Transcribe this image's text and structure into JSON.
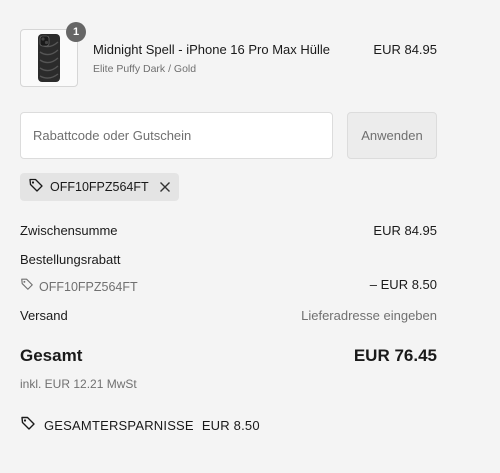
{
  "product": {
    "quantity": "1",
    "title": "Midnight Spell - iPhone 16 Pro Max Hülle",
    "variant": "Elite Puffy Dark / Gold",
    "price": "EUR 84.95"
  },
  "discount": {
    "placeholder": "Rabattcode oder Gutschein",
    "value": "",
    "apply_label": "Anwenden",
    "applied_code": "OFF10FPZ564FT"
  },
  "summary": {
    "subtotal_label": "Zwischensumme",
    "subtotal_value": "EUR 84.95",
    "order_discount_label": "Bestellungsrabatt",
    "order_discount_code": "OFF10FPZ564FT",
    "order_discount_value": "– EUR 8.50",
    "shipping_label": "Versand",
    "shipping_value": "Lieferadresse eingeben",
    "total_label": "Gesamt",
    "total_value": "EUR 76.45",
    "tax_note": "inkl. EUR 12.21 MwSt",
    "savings_label": "GESAMTERSPARNISSE",
    "savings_value": "EUR 8.50"
  }
}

⁂

GIVEN TASK: In the copy, include all records verbatim but no images.

THE COMPLETED TASK:
Transcribe this image's text and structure into JSON.
{
  "product": {
    "quantity": "1",
    "title": "Midnight Spell - iPhone 16 Pro Max Hülle",
    "variant": "Elite Puffy Dark / Gold",
    "price": "EUR 84.95"
  },
  "discount": {
    "placeholder": "Rabattcode oder Gutschein",
    "value": "",
    "apply_label": "Anwenden",
    "applied_code": "OFF10FPZ564FT"
  },
  "summary": {
    "subtotal_label": "Zwischensumme",
    "subtotal_value": "EUR 84.95",
    "order_discount_label": "Bestellungsrabatt",
    "order_discount_code": "OFF10FPZ564FT",
    "order_discount_value": "– EUR 8.50",
    "shipping_label": "Versand",
    "shipping_value": "Lieferadresse eingeben",
    "total_label": "Gesamt",
    "total_value": "EUR 76.45",
    "tax_note": "inkl. EUR 12.21 MwSt",
    "savings_label": "GESAMTERSPARNISSE",
    "savings_value": "EUR 8.50"
  }
}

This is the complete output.